Look over the lines below. Report each one that includes the string "gratias".
────────
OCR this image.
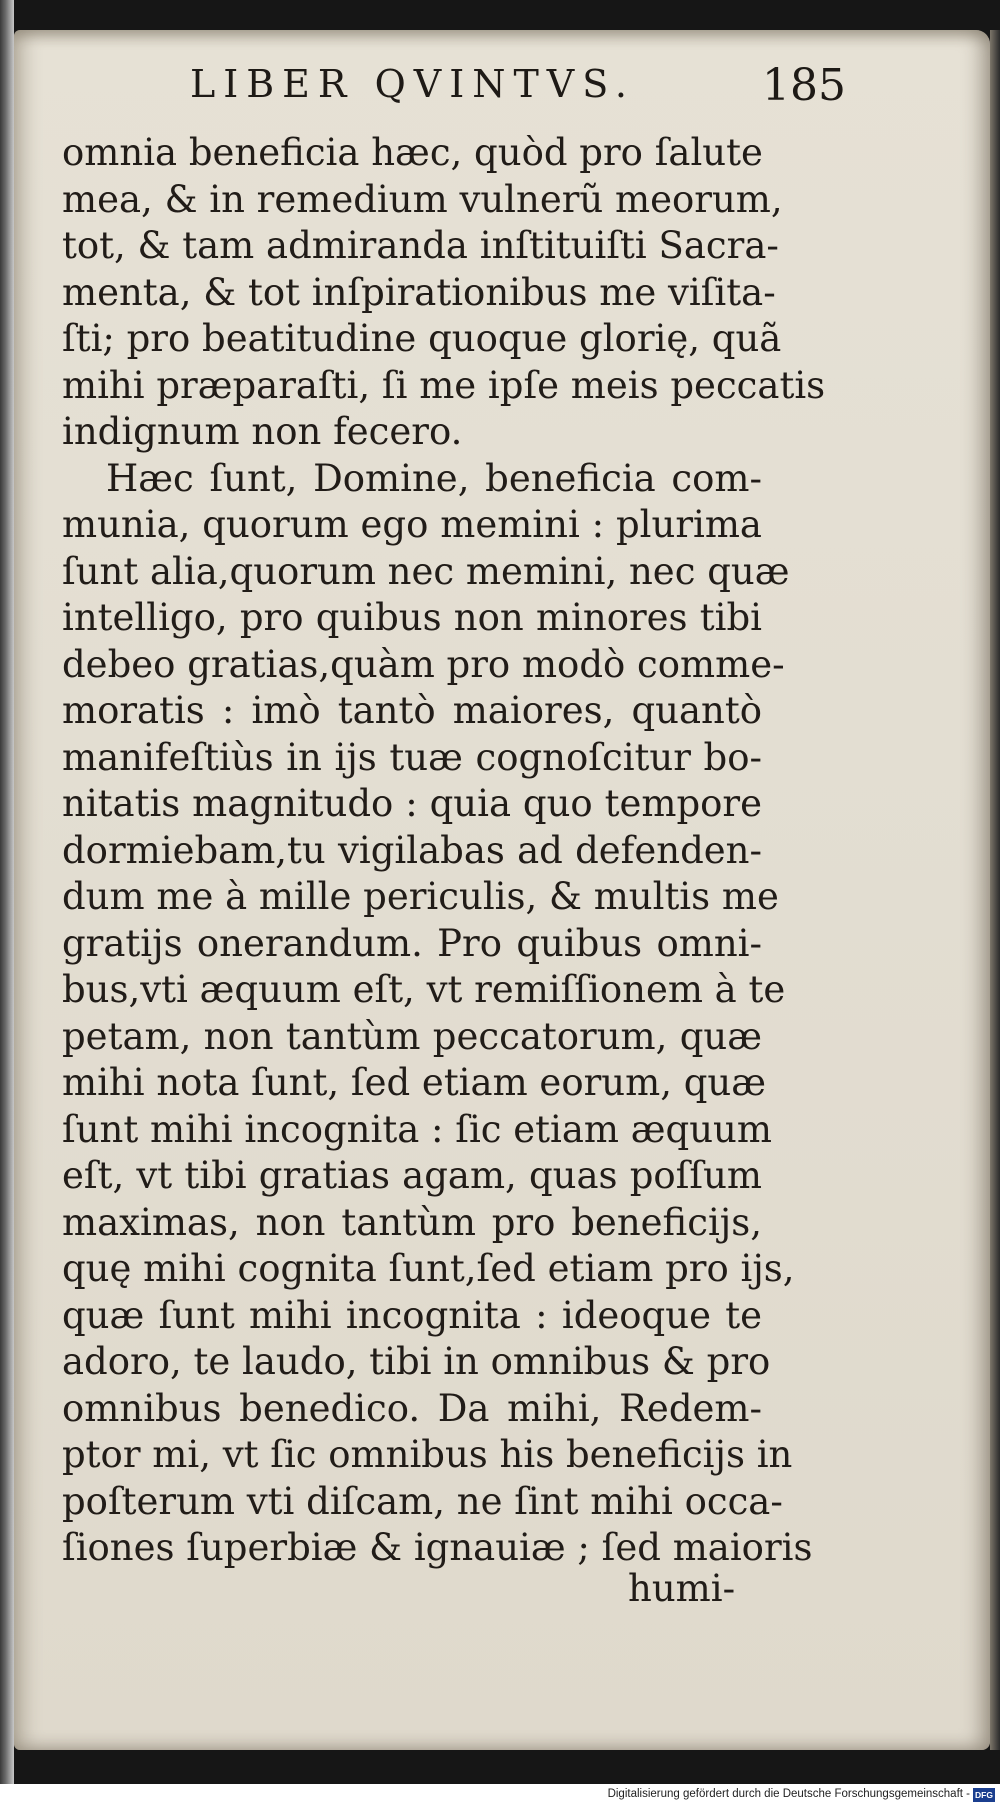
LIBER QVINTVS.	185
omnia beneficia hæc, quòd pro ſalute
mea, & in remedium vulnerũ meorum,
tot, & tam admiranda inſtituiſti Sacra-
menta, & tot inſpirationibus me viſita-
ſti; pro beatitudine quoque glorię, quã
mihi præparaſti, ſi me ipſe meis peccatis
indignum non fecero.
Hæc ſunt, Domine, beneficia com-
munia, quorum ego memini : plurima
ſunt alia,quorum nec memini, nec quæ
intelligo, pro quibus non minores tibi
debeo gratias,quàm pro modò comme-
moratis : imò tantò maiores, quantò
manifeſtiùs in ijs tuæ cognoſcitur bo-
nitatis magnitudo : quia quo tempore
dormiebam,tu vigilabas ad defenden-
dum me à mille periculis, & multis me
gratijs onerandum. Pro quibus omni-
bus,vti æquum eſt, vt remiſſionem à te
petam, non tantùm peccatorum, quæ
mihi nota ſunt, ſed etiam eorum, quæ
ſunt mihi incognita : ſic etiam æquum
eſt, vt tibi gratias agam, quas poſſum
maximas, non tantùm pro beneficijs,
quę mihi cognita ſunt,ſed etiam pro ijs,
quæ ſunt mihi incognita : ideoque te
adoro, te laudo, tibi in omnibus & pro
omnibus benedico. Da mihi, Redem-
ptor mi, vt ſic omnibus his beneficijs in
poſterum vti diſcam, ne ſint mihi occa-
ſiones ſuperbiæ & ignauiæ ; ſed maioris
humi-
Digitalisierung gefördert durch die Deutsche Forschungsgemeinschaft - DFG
────────
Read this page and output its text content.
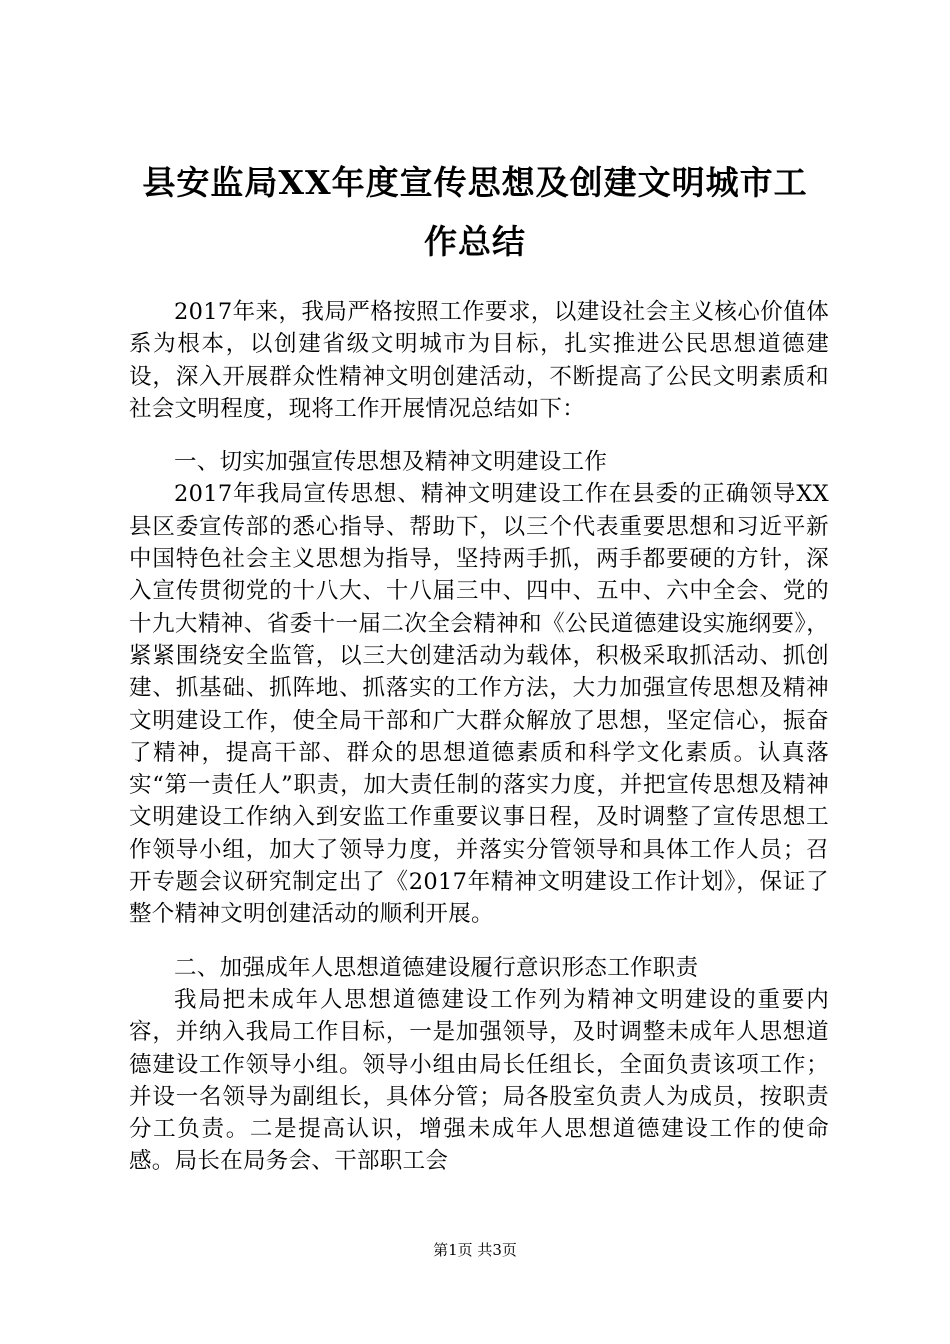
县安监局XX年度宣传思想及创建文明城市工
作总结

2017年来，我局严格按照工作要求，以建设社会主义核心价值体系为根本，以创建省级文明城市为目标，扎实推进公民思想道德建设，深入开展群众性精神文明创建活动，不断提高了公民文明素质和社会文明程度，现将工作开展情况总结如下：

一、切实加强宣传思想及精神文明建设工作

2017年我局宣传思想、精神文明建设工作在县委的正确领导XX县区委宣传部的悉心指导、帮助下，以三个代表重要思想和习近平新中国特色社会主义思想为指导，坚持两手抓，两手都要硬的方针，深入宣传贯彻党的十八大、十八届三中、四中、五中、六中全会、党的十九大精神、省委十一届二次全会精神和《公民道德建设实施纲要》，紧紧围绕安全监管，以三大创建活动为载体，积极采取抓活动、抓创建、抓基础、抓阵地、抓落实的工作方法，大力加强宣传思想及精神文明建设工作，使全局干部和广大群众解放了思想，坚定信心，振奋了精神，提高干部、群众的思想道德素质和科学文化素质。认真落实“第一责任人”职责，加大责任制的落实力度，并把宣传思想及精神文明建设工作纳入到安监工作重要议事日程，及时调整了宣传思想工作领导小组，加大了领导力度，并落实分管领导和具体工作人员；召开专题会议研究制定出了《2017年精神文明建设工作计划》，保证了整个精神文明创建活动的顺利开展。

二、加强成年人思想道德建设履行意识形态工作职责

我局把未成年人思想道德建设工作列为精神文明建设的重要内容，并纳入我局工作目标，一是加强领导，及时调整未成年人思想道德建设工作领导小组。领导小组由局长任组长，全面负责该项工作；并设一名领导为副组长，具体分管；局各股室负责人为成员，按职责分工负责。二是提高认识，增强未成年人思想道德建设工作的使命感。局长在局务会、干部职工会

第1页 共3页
────────
** Answer **
debeo gratias,quàm pro modò comme-
eſt, vt tibi gratias agam, quas poſſum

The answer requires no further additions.